§ ПРИВЕДЁННЫЙ ТЕКСТ
+ + + + +

В Осиновых Гаях жили родственники семьи Чуриковых (девичья фамилия Любови Тимофеевны) — Лукьяновы, Давыдовы и другие. Они тоже оказывали помощь в сборе экспонатов, дополнили своими воспоминаниями уже известные нам факты. Приняли в этом участие и соседи семьи, сверстники Зои и Саши: Анна Федоровна Кожаринова, Михаил Федорович Кожаринов, Александра Ефимовна Подымова, Валентина Васильевна Аблова и многие, многие другие.
Собранный материал необходимо было систематизировать и оформлять. Большую работу по созданию будущей экспозиции провела старшая пионервожатая Антонина Матвеевна Лаптева вместе с советом дружины, с пионерским активом. Она длилась более 12 лет. С вводом в строй новой школы под музей были выделены три просторных светлых комнаты. 31 января 1969 года в торжественной обстановке он распахнул свои двери. Первыми посетителями, конечно же, стали учащиеся школы, жители села. Об открытии музея трех героев написали газеты «Пионерская правда», «Комсомольская правда», сообщили по Всесоюзному и областному радио. Работа же по сбору экспонатов, совершенствованию экспозиций не прекращается и до сих пор.
Учащиеся школы со своими учителями совершили много походов по тем местам, где пролегали партизанские тропы Зоиного отряда. Они встретились с одноклассниками героев, с их боевыми соратниками. Связь эта поддерживается и сегодня. Наши ребята были желанными гостями у Любови Тимофеевны, тесная дружба связывала их со сверстниками средней московской школы № 201, где учились Зоя и Шура.
У нас был единый лагерь труда и отдыха «Космодемьянец», москвичи ежегодно приезжали к нам летом и работали вместе с нашими ребятами на полях совхоза имени Зои Космодемьянской. Каждые зимние каникулы лучшие наши учащиеся проводили в Москве. О работе лагеря труда и отдыха «Космодемьянец» неоднократно писали газеты, посвящена ему целая глава в книге директора Н. Борисова «Здравствуй, Зоина школа». Звенья трудового отряда включали в свои составы Зою и Александра, выполняли за них норму выработки, а москвичам, надо признать, с непривычки это было нелегко. Но большая дружба всегда выручала их. Так годами складывались добрые воспитательные традиции, так накапливался опыт патриотической работы. Но этим дело не ограничивалось.
Свой первый урок первоклассники нашей школы проводят в музее, где им в доступной для детей форме рассказывается о подвигах Зои и Шуры Космодемьянских, С. Перекальского. А 13 сентября ежегодно проводятся легкоатлетические соревнования на кубок Героя Советского Союза Зои Космодемьянской. Отрадно, что с каждым годом в них принимают участие все большее количество команд. 29 ноября, в день подвига Зои, в селе проходят митинги памяти, конкурсы на лучшее чтение стихов о героине, классные часы, читательские конференции, экскурсии в музее. В день присвоения Зое Космодемьянской звания Героя Советского Союза, 16 февраля, мы рассказываем нашим воспитанникам не только о подвиге землячки, но и о людях схожей судьбы, вставших на защиту Отчизны в тяжелую для нее годину. В феврале же в селе проходит месячник воинской славы и доблести. А вахта памяти традиционно проводится в мае, накануне и в день Победы.

+ + + + +

§ ОПИСАНИЕ ЗАДАНИЯ
Ответьте на вопросы по тексту о школьном музее, каждый ответ дайте с новой строки под тем же номером.
1. Какого числа музей впервые открыл свои двери?
2. Как назывался лагерь труда и отдыха, в котором работали местные школьники и москвичи?
3. В какой день ежегодно проводятся легкоатлетические соревнования на кубок Героя Советского Союза Зои Космодемьянской?
Строки ниже взяты из другого источника.

+ + + + +

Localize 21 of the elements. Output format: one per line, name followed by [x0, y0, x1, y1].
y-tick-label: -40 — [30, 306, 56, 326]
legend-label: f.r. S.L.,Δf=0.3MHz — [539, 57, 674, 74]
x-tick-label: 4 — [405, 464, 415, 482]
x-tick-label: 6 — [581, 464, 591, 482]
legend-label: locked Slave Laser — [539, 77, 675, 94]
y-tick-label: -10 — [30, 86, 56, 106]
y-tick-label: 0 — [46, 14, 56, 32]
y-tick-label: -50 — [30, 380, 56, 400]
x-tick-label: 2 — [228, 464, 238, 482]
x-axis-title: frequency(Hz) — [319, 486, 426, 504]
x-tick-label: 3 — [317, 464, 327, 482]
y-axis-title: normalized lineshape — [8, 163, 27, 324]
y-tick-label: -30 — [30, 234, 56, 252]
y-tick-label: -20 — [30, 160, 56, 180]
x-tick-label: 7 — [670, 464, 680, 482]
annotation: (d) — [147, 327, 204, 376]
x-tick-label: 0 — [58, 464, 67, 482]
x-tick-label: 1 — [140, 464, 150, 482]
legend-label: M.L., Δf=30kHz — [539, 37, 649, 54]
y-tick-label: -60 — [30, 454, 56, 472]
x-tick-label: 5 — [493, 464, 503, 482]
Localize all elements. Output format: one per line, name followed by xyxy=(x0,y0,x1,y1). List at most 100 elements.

+ + + + +

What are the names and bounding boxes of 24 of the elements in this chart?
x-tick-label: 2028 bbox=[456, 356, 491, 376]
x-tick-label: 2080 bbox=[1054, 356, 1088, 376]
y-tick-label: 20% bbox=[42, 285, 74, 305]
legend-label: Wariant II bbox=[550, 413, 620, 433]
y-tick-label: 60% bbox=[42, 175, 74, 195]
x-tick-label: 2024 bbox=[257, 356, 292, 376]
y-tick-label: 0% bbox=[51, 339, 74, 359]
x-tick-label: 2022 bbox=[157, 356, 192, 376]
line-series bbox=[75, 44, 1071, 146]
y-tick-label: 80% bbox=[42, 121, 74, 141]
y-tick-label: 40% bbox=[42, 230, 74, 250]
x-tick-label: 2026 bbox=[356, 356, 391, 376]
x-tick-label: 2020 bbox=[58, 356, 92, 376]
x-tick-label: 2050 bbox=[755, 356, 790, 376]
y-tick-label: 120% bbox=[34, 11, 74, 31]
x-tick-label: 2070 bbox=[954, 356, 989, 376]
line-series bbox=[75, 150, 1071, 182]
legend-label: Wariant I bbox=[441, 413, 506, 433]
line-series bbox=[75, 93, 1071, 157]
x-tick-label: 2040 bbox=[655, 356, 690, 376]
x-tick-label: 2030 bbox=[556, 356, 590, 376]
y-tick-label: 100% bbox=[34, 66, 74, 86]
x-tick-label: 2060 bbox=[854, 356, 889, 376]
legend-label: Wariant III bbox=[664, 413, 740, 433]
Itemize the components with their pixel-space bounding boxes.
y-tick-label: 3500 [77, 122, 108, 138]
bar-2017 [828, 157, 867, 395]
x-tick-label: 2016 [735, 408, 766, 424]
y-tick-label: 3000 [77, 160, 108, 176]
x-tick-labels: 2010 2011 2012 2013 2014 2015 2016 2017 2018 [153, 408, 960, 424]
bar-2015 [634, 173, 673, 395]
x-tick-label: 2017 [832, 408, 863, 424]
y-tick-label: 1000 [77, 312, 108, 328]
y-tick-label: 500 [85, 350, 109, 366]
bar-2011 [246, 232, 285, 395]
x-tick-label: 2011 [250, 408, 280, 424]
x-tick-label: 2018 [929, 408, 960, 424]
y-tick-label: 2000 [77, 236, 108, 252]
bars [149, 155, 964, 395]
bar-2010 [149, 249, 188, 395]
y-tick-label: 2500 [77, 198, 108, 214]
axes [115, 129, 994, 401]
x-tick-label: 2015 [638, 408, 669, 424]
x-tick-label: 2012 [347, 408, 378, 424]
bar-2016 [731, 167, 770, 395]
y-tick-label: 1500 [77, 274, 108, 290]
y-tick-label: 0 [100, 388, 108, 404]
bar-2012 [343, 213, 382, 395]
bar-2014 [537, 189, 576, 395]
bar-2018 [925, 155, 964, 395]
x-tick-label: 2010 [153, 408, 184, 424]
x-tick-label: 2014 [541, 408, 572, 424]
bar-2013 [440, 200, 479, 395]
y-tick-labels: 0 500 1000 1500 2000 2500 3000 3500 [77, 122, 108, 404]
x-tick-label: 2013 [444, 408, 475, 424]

+ + + + +

§ ОТВЕТ
1. 31 января 1969 года.
2. «Космодемьянец».
3. 13 сентября.